* _INSTRUCTIONS TO FOLLOW_
Tally the lines containing "JSON" and report the number alone.

* _RECORD SET_
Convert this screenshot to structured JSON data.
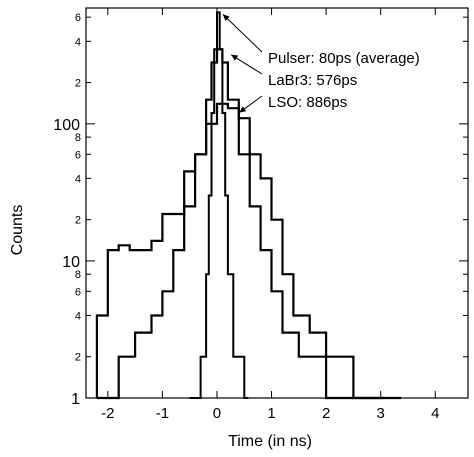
{
  "chart_data": {
    "type": "line",
    "xlabel": "Time (in ns)",
    "ylabel": "Counts",
    "xlim": [
      -2.4,
      4.6
    ],
    "ylim": [
      1,
      700
    ],
    "yscale": "log",
    "grid": false,
    "x_ticks": [
      -2,
      -1,
      0,
      1,
      2,
      3,
      4
    ],
    "x_tick_labels": [
      "-2",
      "-1",
      "0",
      "1",
      "2",
      "3",
      "4"
    ],
    "y_major_ticks": [
      1,
      10,
      100
    ],
    "y_major_labels": [
      "1",
      "10",
      "100"
    ],
    "y_minor_ticks": [
      2,
      4,
      6,
      8,
      20,
      40,
      60,
      80,
      200,
      400,
      600
    ],
    "y_minor_labels": [
      "2",
      "4",
      "6",
      "8",
      "2",
      "4",
      "6",
      "8",
      "2",
      "4",
      "6"
    ],
    "series": [
      {
        "name": "Pulser: 80ps (average)",
        "x": [
          -0.5,
          -0.3,
          -0.2,
          -0.15,
          -0.1,
          -0.05,
          0.0,
          0.05,
          0.1,
          0.15,
          0.2,
          0.3,
          0.5
        ],
        "y": [
          1,
          2,
          8,
          30,
          120,
          350,
          650,
          350,
          120,
          30,
          8,
          2,
          1
        ]
      },
      {
        "name": "LaBr3: 576ps",
        "x": [
          -2.2,
          -1.8,
          -1.5,
          -1.2,
          -1.0,
          -0.8,
          -0.6,
          -0.4,
          -0.2,
          -0.1,
          0.0,
          0.1,
          0.2,
          0.4,
          0.6,
          0.8,
          1.0,
          1.2,
          1.5,
          2.0,
          2.5,
          3.0
        ],
        "y": [
          1,
          2,
          3,
          4,
          6,
          12,
          25,
          60,
          150,
          280,
          350,
          280,
          150,
          60,
          25,
          12,
          6,
          3,
          2,
          1,
          1,
          1
        ]
      },
      {
        "name": "LSO: 886ps",
        "x": [
          -2.2,
          -2.0,
          -1.8,
          -1.6,
          -1.4,
          -1.2,
          -1.0,
          -0.8,
          -0.6,
          -0.4,
          -0.2,
          0.0,
          0.2,
          0.4,
          0.6,
          0.8,
          1.0,
          1.2,
          1.4,
          1.7,
          2.0,
          2.5,
          3.0,
          3.3
        ],
        "y": [
          4,
          12,
          13,
          12,
          12,
          14,
          22,
          22,
          45,
          60,
          100,
          140,
          130,
          110,
          60,
          40,
          20,
          8,
          4,
          3,
          2,
          1,
          1,
          1
        ]
      }
    ],
    "annotations": [
      {
        "text": "Pulser: 80ps (average)",
        "x": 0.0,
        "y": 650
      },
      {
        "text": "LaBr3: 576ps",
        "x": 0.15,
        "y": 330
      },
      {
        "text": "LSO: 886ps",
        "x": 0.3,
        "y": 125
      }
    ]
  }
}
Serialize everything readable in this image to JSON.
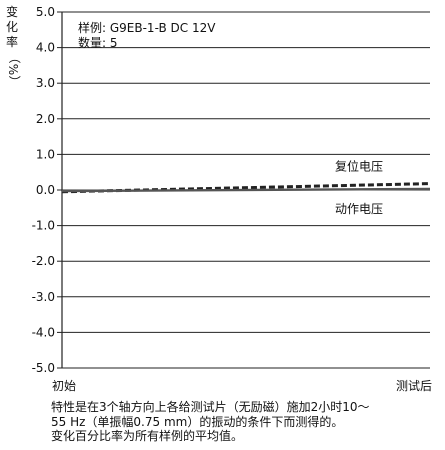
{
  "chart_data": {
    "type": "line",
    "sample_label": "样例: G9EB-1-B DC 12V",
    "count_label": "数量: 5",
    "ylabel_chars": [
      "变",
      "化",
      "率",
      "（",
      "%",
      "）"
    ],
    "yticks": [
      "5.0",
      "4.0",
      "3.0",
      "2.0",
      "1.0",
      "0.0",
      "-1.0",
      "-2.0",
      "-3.0",
      "-4.0",
      "-5.0"
    ],
    "ylim": [
      -5.0,
      5.0
    ],
    "x_categories": [
      "初始",
      "测试后"
    ],
    "grid": "horizontal",
    "series": [
      {
        "name": "复位电压",
        "values": [
          -0.05,
          0.18
        ],
        "style": "dashed",
        "color": "#222222"
      },
      {
        "name": "动作电压",
        "values": [
          -0.03,
          0.03
        ],
        "style": "solid",
        "color": "#555555"
      }
    ]
  },
  "caption": [
    "特性是在3个轴方向上各给测试片（无励磁）施加2小时10～",
    "55 Hz（单振幅0.75 mm）的振动的条件下而测得的。",
    "变化百分比率为所有样例的平均值。"
  ]
}
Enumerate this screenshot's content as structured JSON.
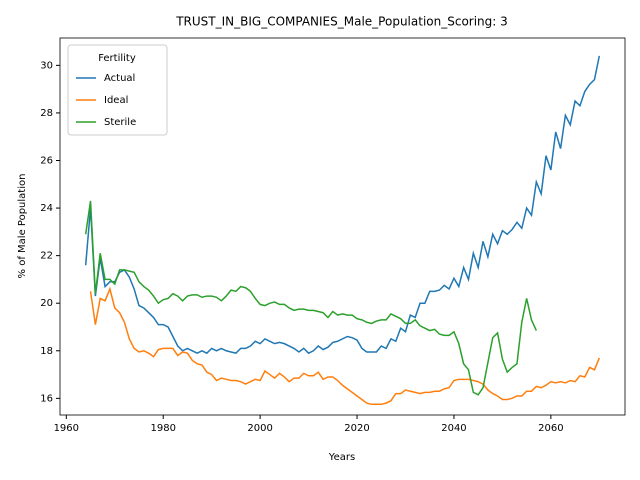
{
  "chart_data": {
    "type": "line",
    "title": "TRUST_IN_BIG_COMPANIES_Male_Population_Scoring: 3",
    "x_label": "Years",
    "y_label": "% of Male Population",
    "legend_title": "Fertility",
    "legend": "upper left",
    "grid": false,
    "xlim": [
      1958.7,
      2075.3
    ],
    "ylim": [
      15.3,
      31.15
    ],
    "xticks": [
      1960,
      1980,
      2000,
      2020,
      2040,
      2060
    ],
    "yticks": [
      16,
      18,
      20,
      22,
      24,
      26,
      28,
      30
    ],
    "x": [
      1964,
      1965,
      1966,
      1967,
      1968,
      1969,
      1970,
      1971,
      1972,
      1973,
      1974,
      1975,
      1976,
      1977,
      1978,
      1979,
      1980,
      1981,
      1982,
      1983,
      1984,
      1985,
      1986,
      1987,
      1988,
      1989,
      1990,
      1991,
      1992,
      1993,
      1994,
      1995,
      1996,
      1997,
      1998,
      1999,
      2000,
      2001,
      2002,
      2003,
      2004,
      2005,
      2006,
      2007,
      2008,
      2009,
      2010,
      2011,
      2012,
      2013,
      2014,
      2015,
      2016,
      2017,
      2018,
      2019,
      2020,
      2021,
      2022,
      2023,
      2024,
      2025,
      2026,
      2027,
      2028,
      2029,
      2030,
      2031,
      2032,
      2033,
      2034,
      2035,
      2036,
      2037,
      2038,
      2039,
      2040,
      2041,
      2042,
      2043,
      2044,
      2045,
      2046,
      2047,
      2048,
      2049,
      2050,
      2051,
      2052,
      2053,
      2054,
      2055,
      2056,
      2057,
      2058,
      2059,
      2060,
      2061,
      2062,
      2063,
      2064,
      2065,
      2066,
      2067,
      2068,
      2069,
      2070
    ],
    "series": [
      {
        "name": "Actual",
        "color": "#1f77b4",
        "values": [
          21.6,
          24.0,
          20.3,
          21.9,
          20.7,
          20.9,
          20.9,
          21.3,
          21.4,
          21.1,
          20.6,
          19.9,
          19.8,
          19.6,
          19.4,
          19.1,
          19.1,
          19.0,
          18.6,
          18.2,
          18.0,
          18.1,
          18.0,
          17.9,
          18.0,
          17.9,
          18.1,
          18.0,
          18.1,
          18.0,
          17.95,
          17.9,
          18.1,
          18.1,
          18.2,
          18.4,
          18.3,
          18.5,
          18.4,
          18.3,
          18.35,
          18.3,
          18.2,
          18.1,
          17.95,
          18.1,
          17.9,
          18.0,
          18.2,
          18.05,
          18.15,
          18.35,
          18.4,
          18.5,
          18.6,
          18.55,
          18.45,
          18.1,
          17.95,
          17.95,
          17.95,
          18.2,
          18.1,
          18.5,
          18.4,
          18.95,
          18.8,
          19.5,
          19.4,
          20.0,
          20.0,
          20.5,
          20.5,
          20.55,
          20.75,
          20.6,
          21.05,
          20.7,
          21.5,
          21.0,
          22.1,
          21.5,
          22.6,
          21.95,
          22.9,
          22.5,
          23.05,
          22.9,
          23.1,
          23.4,
          23.15,
          24.0,
          23.7,
          25.1,
          24.6,
          26.2,
          25.6,
          27.2,
          26.5,
          27.9,
          27.5,
          28.5,
          28.3,
          28.9,
          29.2,
          29.4,
          30.4
        ]
      },
      {
        "name": "Ideal",
        "color": "#ff7f0e",
        "values": [
          null,
          20.5,
          19.1,
          20.2,
          20.1,
          20.6,
          19.8,
          19.6,
          19.2,
          18.5,
          18.1,
          17.95,
          18.0,
          17.9,
          17.75,
          18.05,
          18.1,
          18.1,
          18.1,
          17.8,
          17.95,
          17.9,
          17.6,
          17.45,
          17.4,
          17.1,
          17.0,
          16.75,
          16.85,
          16.8,
          16.75,
          16.75,
          16.7,
          16.6,
          16.7,
          16.8,
          16.75,
          17.15,
          17.0,
          16.85,
          17.05,
          16.9,
          16.7,
          16.85,
          16.85,
          17.05,
          16.95,
          16.95,
          17.1,
          16.8,
          16.9,
          16.9,
          16.75,
          16.55,
          16.4,
          16.25,
          16.1,
          15.95,
          15.8,
          15.75,
          15.75,
          15.75,
          15.8,
          15.9,
          16.2,
          16.2,
          16.35,
          16.3,
          16.25,
          16.2,
          16.25,
          16.25,
          16.3,
          16.3,
          16.4,
          16.45,
          16.75,
          16.8,
          16.8,
          16.8,
          16.75,
          16.7,
          16.6,
          16.35,
          16.2,
          16.1,
          15.95,
          15.95,
          16.0,
          16.1,
          16.1,
          16.3,
          16.3,
          16.5,
          16.45,
          16.55,
          16.7,
          16.65,
          16.7,
          16.65,
          16.75,
          16.7,
          16.95,
          16.9,
          17.3,
          17.2,
          17.7
        ]
      },
      {
        "name": "Sterile",
        "color": "#2ca02c",
        "values": [
          22.9,
          24.3,
          20.4,
          22.1,
          21.0,
          21.0,
          20.8,
          21.4,
          21.4,
          21.35,
          21.3,
          20.9,
          20.7,
          20.55,
          20.3,
          20.0,
          20.15,
          20.2,
          20.4,
          20.3,
          20.1,
          20.3,
          20.35,
          20.35,
          20.25,
          20.3,
          20.3,
          20.25,
          20.1,
          20.3,
          20.55,
          20.5,
          20.7,
          20.65,
          20.5,
          20.2,
          19.95,
          19.9,
          20.0,
          20.05,
          19.95,
          19.95,
          19.8,
          19.7,
          19.75,
          19.75,
          19.7,
          19.7,
          19.65,
          19.6,
          19.4,
          19.65,
          19.5,
          19.55,
          19.5,
          19.5,
          19.35,
          19.3,
          19.2,
          19.15,
          19.25,
          19.3,
          19.3,
          19.55,
          19.45,
          19.35,
          19.15,
          19.15,
          19.3,
          19.05,
          18.95,
          18.85,
          18.9,
          18.7,
          18.65,
          18.65,
          18.8,
          18.3,
          17.45,
          17.2,
          16.25,
          16.15,
          16.45,
          17.5,
          18.55,
          18.75,
          17.65,
          17.1,
          17.3,
          17.45,
          19.2,
          20.2,
          19.3,
          18.85,
          null,
          null,
          null,
          null,
          null,
          null,
          null,
          null,
          null,
          null,
          null,
          null,
          null
        ]
      }
    ]
  }
}
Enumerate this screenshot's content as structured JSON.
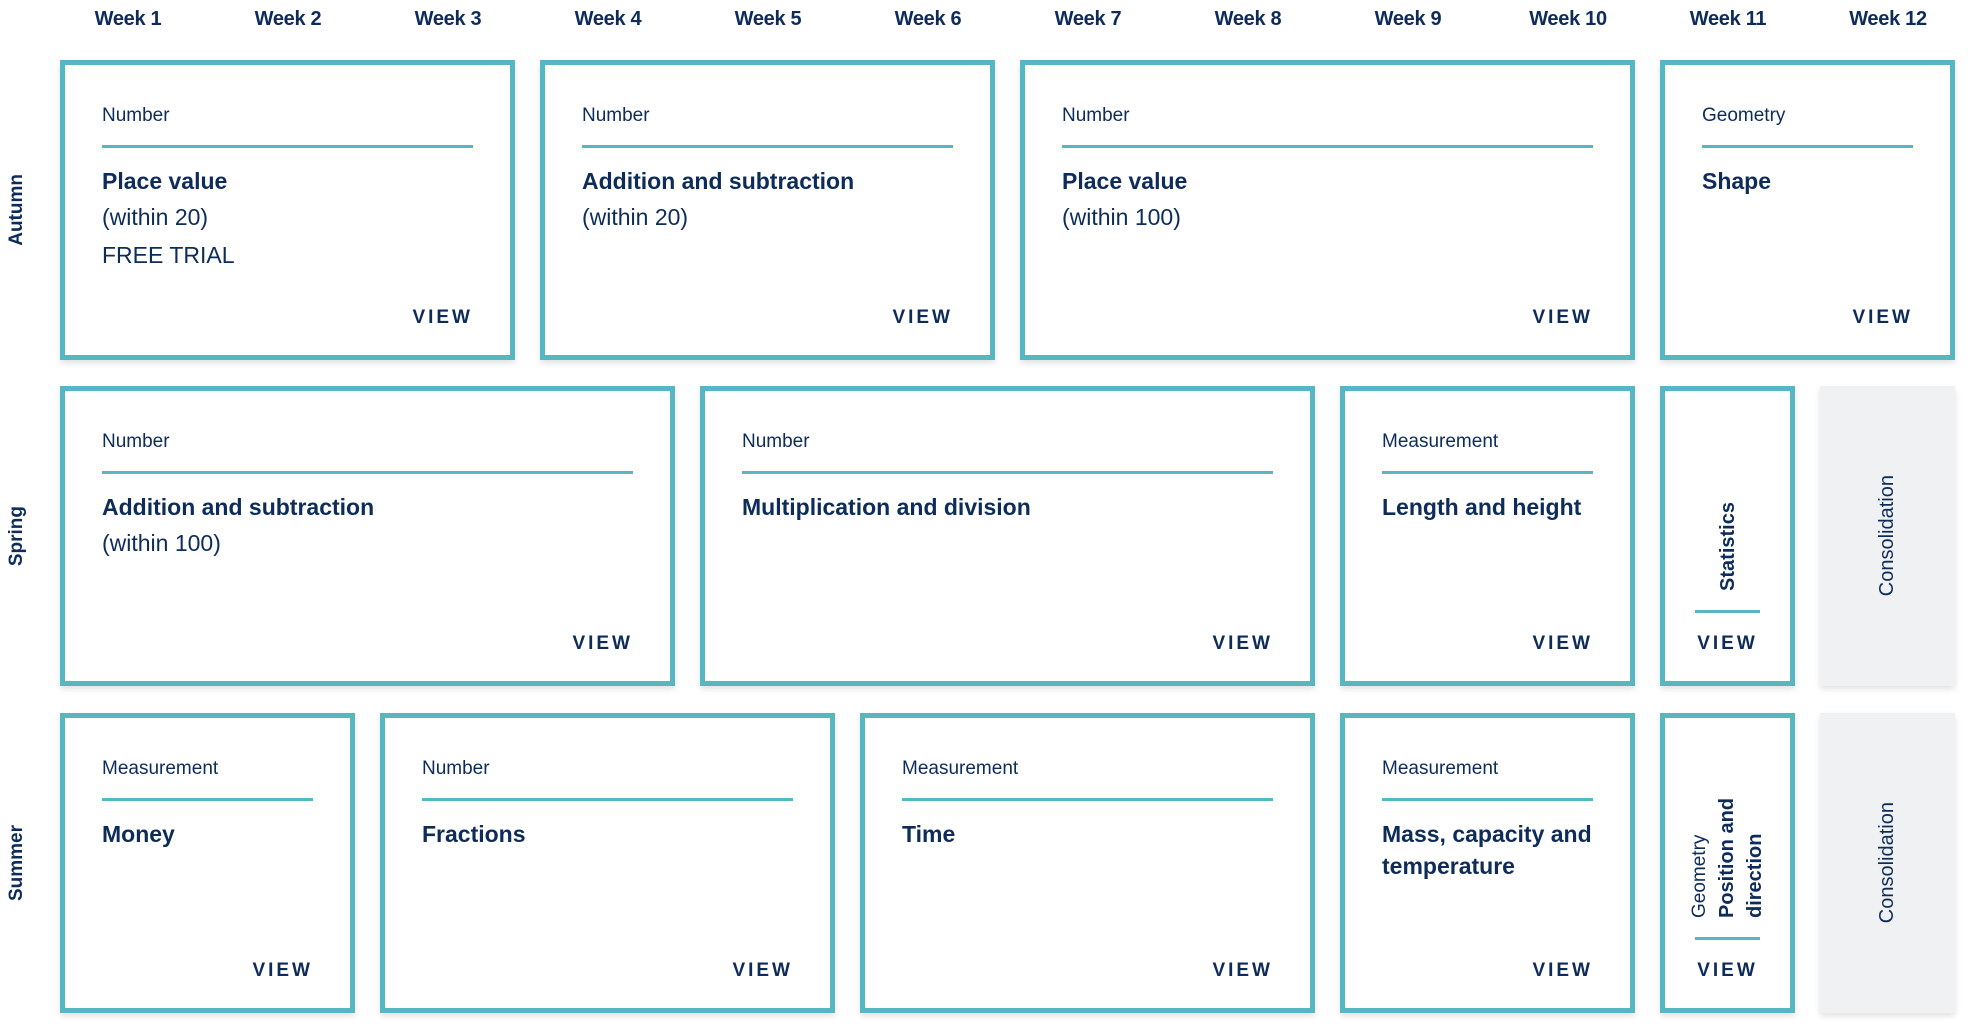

* _WRITTEN SOLUTION_
4